-- start --

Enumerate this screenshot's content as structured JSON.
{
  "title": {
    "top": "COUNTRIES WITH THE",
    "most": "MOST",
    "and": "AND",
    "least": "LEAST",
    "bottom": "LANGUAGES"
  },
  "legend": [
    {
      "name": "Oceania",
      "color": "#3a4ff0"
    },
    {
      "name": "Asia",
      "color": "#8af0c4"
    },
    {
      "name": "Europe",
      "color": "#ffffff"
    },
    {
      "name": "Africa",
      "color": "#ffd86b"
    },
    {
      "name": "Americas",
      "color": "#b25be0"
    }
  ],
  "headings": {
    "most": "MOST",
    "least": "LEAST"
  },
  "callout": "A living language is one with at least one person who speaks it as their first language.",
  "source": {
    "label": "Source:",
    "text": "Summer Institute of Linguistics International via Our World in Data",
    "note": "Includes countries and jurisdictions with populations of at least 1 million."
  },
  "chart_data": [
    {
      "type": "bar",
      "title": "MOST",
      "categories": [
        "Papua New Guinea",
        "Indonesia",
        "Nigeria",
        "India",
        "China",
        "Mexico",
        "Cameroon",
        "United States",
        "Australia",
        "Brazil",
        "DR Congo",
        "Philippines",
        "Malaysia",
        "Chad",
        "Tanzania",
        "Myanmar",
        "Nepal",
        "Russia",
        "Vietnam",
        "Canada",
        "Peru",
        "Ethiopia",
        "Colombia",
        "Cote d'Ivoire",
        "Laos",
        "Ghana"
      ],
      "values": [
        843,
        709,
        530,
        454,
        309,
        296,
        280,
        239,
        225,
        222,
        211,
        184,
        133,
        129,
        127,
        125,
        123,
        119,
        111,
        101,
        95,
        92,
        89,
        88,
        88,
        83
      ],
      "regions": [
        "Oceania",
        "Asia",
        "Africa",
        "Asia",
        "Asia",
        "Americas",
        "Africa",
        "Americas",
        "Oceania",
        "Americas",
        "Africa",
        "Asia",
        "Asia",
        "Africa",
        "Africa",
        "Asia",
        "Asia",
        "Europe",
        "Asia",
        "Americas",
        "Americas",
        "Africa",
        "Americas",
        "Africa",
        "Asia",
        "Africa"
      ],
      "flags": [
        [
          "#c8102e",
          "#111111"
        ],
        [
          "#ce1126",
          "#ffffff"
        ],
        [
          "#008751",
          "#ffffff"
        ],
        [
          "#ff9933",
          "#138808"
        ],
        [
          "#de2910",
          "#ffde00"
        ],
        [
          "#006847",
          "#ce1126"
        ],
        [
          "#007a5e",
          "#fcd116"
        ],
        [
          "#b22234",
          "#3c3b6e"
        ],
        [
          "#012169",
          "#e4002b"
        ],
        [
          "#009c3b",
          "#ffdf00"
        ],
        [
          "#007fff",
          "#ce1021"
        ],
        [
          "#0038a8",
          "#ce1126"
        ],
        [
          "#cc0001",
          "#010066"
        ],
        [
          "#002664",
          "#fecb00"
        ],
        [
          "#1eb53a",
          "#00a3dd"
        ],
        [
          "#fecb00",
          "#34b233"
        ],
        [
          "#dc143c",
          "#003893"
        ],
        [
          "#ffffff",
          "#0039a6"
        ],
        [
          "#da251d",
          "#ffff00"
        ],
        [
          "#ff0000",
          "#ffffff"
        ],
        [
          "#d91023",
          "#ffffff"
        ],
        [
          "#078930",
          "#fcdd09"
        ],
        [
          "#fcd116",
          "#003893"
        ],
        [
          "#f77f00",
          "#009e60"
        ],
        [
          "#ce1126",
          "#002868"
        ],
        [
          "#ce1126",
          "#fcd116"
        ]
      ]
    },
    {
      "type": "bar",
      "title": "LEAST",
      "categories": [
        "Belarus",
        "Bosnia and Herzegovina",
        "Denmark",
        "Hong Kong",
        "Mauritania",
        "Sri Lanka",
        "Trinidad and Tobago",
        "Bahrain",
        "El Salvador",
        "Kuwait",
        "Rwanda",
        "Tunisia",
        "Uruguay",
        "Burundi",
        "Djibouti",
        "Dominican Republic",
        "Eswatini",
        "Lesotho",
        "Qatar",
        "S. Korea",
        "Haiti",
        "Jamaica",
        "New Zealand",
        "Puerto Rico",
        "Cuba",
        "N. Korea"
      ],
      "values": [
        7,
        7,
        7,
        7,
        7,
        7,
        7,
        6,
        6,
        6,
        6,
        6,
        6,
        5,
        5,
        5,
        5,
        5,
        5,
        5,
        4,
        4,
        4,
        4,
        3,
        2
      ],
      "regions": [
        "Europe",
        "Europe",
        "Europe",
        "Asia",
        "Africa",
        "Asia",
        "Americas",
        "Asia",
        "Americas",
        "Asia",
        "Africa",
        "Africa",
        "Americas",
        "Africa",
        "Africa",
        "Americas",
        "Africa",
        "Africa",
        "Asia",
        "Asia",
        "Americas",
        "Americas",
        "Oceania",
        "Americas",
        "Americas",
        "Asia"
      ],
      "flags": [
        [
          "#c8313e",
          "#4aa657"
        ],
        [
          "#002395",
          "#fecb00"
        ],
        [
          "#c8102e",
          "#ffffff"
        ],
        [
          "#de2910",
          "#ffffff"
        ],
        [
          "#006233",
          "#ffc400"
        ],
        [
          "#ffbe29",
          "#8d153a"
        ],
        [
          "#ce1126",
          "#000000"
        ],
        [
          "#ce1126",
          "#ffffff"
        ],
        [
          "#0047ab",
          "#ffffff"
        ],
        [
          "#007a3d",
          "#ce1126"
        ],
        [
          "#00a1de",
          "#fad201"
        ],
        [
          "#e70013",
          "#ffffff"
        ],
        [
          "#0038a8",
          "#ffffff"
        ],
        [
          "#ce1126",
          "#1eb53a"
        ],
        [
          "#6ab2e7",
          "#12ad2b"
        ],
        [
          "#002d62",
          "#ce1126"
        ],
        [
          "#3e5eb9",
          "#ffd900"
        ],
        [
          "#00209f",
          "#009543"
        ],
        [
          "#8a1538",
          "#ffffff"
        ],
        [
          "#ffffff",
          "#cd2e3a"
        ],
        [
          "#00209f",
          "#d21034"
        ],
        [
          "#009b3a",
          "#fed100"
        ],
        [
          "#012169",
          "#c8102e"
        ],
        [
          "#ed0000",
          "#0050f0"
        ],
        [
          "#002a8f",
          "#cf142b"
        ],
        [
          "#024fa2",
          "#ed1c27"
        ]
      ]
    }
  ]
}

-- end --

◆ Task directions ◆
Write out the records shown above, exactly as they appear.

◆ Task answer ◆
Enumerate this screenshot's content as structured JSON.
{
  "title": {
    "top": "COUNTRIES WITH THE",
    "most": "MOST",
    "and": "AND",
    "least": "LEAST",
    "bottom": "LANGUAGES"
  },
  "legend": [
    {
      "name": "Oceania",
      "color": "#3a4ff0"
    },
    {
      "name": "Asia",
      "color": "#8af0c4"
    },
    {
      "name": "Europe",
      "color": "#ffffff"
    },
    {
      "name": "Africa",
      "color": "#ffd86b"
    },
    {
      "name": "Americas",
      "color": "#b25be0"
    }
  ],
  "headings": {
    "most": "MOST",
    "least": "LEAST"
  },
  "callout": "A living language is one with at least one person who speaks it as their first language.",
  "source": {
    "label": "Source:",
    "text": "Summer Institute of Linguistics International via Our World in Data",
    "note": "Includes countries and jurisdictions with populations of at least 1 million."
  },
  "chart_data": [
    {
      "type": "bar",
      "title": "MOST",
      "categories": [
        "Papua New Guinea",
        "Indonesia",
        "Nigeria",
        "India",
        "China",
        "Mexico",
        "Cameroon",
        "United States",
        "Australia",
        "Brazil",
        "DR Congo",
        "Philippines",
        "Malaysia",
        "Chad",
        "Tanzania",
        "Myanmar",
        "Nepal",
        "Russia",
        "Vietnam",
        "Canada",
        "Peru",
        "Ethiopia",
        "Colombia",
        "Cote d'Ivoire",
        "Laos",
        "Ghana"
      ],
      "values": [
        843,
        709,
        530,
        454,
        309,
        296,
        280,
        239,
        225,
        222,
        211,
        184,
        133,
        129,
        127,
        125,
        123,
        119,
        111,
        101,
        95,
        92,
        89,
        88,
        88,
        83
      ],
      "regions": [
        "Oceania",
        "Asia",
        "Africa",
        "Asia",
        "Asia",
        "Americas",
        "Africa",
        "Americas",
        "Oceania",
        "Americas",
        "Africa",
        "Asia",
        "Asia",
        "Africa",
        "Africa",
        "Asia",
        "Asia",
        "Europe",
        "Asia",
        "Americas",
        "Americas",
        "Africa",
        "Americas",
        "Africa",
        "Asia",
        "Africa"
      ],
      "flags": [
        [
          "#c8102e",
          "#111111"
        ],
        [
          "#ce1126",
          "#ffffff"
        ],
        [
          "#008751",
          "#ffffff"
        ],
        [
          "#ff9933",
          "#138808"
        ],
        [
          "#de2910",
          "#ffde00"
        ],
        [
          "#006847",
          "#ce1126"
        ],
        [
          "#007a5e",
          "#fcd116"
        ],
        [
          "#b22234",
          "#3c3b6e"
        ],
        [
          "#012169",
          "#e4002b"
        ],
        [
          "#009c3b",
          "#ffdf00"
        ],
        [
          "#007fff",
          "#ce1021"
        ],
        [
          "#0038a8",
          "#ce1126"
        ],
        [
          "#cc0001",
          "#010066"
        ],
        [
          "#002664",
          "#fecb00"
        ],
        [
          "#1eb53a",
          "#00a3dd"
        ],
        [
          "#fecb00",
          "#34b233"
        ],
        [
          "#dc143c",
          "#003893"
        ],
        [
          "#ffffff",
          "#0039a6"
        ],
        [
          "#da251d",
          "#ffff00"
        ],
        [
          "#ff0000",
          "#ffffff"
        ],
        [
          "#d91023",
          "#ffffff"
        ],
        [
          "#078930",
          "#fcdd09"
        ],
        [
          "#fcd116",
          "#003893"
        ],
        [
          "#f77f00",
          "#009e60"
        ],
        [
          "#ce1126",
          "#002868"
        ],
        [
          "#ce1126",
          "#fcd116"
        ]
      ]
    },
    {
      "type": "bar",
      "title": "LEAST",
      "categories": [
        "Belarus",
        "Bosnia and Herzegovina",
        "Denmark",
        "Hong Kong",
        "Mauritania",
        "Sri Lanka",
        "Trinidad and Tobago",
        "Bahrain",
        "El Salvador",
        "Kuwait",
        "Rwanda",
        "Tunisia",
        "Uruguay",
        "Burundi",
        "Djibouti",
        "Dominican Republic",
        "Eswatini",
        "Lesotho",
        "Qatar",
        "S. Korea",
        "Haiti",
        "Jamaica",
        "New Zealand",
        "Puerto Rico",
        "Cuba",
        "N. Korea"
      ],
      "values": [
        7,
        7,
        7,
        7,
        7,
        7,
        7,
        6,
        6,
        6,
        6,
        6,
        6,
        5,
        5,
        5,
        5,
        5,
        5,
        5,
        4,
        4,
        4,
        4,
        3,
        2
      ],
      "regions": [
        "Europe",
        "Europe",
        "Europe",
        "Asia",
        "Africa",
        "Asia",
        "Americas",
        "Asia",
        "Americas",
        "Asia",
        "Africa",
        "Africa",
        "Americas",
        "Africa",
        "Africa",
        "Americas",
        "Africa",
        "Africa",
        "Asia",
        "Asia",
        "Americas",
        "Americas",
        "Oceania",
        "Americas",
        "Americas",
        "Asia"
      ],
      "flags": [
        [
          "#c8313e",
          "#4aa657"
        ],
        [
          "#002395",
          "#fecb00"
        ],
        [
          "#c8102e",
          "#ffffff"
        ],
        [
          "#de2910",
          "#ffffff"
        ],
        [
          "#006233",
          "#ffc400"
        ],
        [
          "#ffbe29",
          "#8d153a"
        ],
        [
          "#ce1126",
          "#000000"
        ],
        [
          "#ce1126",
          "#ffffff"
        ],
        [
          "#0047ab",
          "#ffffff"
        ],
        [
          "#007a3d",
          "#ce1126"
        ],
        [
          "#00a1de",
          "#fad201"
        ],
        [
          "#e70013",
          "#ffffff"
        ],
        [
          "#0038a8",
          "#ffffff"
        ],
        [
          "#ce1126",
          "#1eb53a"
        ],
        [
          "#6ab2e7",
          "#12ad2b"
        ],
        [
          "#002d62",
          "#ce1126"
        ],
        [
          "#3e5eb9",
          "#ffd900"
        ],
        [
          "#00209f",
          "#009543"
        ],
        [
          "#8a1538",
          "#ffffff"
        ],
        [
          "#ffffff",
          "#cd2e3a"
        ],
        [
          "#00209f",
          "#d21034"
        ],
        [
          "#009b3a",
          "#fed100"
        ],
        [
          "#012169",
          "#c8102e"
        ],
        [
          "#ed0000",
          "#0050f0"
        ],
        [
          "#002a8f",
          "#cf142b"
        ],
        [
          "#024fa2",
          "#ed1c27"
        ]
      ]
    }
  ]
}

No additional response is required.